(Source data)
═══

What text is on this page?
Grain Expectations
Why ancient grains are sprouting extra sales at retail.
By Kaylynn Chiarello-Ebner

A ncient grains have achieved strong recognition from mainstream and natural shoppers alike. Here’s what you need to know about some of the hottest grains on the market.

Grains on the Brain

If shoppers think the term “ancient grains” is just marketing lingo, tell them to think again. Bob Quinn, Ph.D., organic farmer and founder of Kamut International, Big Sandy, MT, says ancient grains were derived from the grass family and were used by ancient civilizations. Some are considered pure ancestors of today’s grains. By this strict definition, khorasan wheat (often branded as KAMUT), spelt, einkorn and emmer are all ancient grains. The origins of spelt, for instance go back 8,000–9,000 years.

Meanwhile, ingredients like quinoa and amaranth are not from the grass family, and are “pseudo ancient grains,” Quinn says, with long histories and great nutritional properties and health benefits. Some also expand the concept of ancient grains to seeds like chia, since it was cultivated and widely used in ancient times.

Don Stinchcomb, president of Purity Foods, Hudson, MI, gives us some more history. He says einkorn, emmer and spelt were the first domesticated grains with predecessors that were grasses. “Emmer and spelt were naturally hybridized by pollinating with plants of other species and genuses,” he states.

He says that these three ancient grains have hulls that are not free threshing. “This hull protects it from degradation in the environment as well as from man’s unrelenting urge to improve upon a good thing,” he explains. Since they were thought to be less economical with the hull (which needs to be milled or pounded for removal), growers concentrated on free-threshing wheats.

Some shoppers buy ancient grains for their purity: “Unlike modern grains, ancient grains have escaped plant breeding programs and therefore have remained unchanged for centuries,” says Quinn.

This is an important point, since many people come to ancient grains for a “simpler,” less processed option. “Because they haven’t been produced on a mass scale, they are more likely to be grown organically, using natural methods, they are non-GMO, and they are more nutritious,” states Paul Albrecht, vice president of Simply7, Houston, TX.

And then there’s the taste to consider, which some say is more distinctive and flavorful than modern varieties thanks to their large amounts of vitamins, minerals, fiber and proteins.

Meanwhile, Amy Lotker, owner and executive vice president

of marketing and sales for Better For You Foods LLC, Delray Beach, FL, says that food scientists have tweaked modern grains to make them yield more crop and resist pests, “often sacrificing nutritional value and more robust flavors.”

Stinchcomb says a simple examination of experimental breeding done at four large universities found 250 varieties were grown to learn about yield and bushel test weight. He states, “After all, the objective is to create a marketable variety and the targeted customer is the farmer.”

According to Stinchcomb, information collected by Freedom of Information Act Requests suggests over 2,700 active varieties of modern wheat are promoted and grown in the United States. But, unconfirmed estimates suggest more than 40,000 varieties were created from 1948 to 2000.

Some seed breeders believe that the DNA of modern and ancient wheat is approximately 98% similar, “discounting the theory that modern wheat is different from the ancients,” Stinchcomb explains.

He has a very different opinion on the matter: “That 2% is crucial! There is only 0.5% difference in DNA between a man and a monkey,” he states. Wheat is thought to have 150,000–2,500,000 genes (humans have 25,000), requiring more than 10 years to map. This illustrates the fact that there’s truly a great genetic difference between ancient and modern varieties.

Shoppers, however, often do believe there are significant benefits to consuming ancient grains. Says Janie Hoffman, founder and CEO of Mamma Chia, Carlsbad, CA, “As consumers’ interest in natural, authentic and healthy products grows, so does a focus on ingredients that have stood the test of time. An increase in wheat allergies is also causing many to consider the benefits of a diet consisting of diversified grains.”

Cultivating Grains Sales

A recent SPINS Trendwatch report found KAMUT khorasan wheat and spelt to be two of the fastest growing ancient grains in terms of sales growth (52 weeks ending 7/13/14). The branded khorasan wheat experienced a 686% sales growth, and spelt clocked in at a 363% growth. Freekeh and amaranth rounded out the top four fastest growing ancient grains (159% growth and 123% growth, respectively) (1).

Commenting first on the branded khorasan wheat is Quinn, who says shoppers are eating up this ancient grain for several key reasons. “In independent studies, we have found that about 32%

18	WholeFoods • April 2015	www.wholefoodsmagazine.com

═══

**EXERCISE REQUIREMENTS**
A bare number is all that is asked for: the count of lines above that include "them".

**WRITTEN ANSWER**
2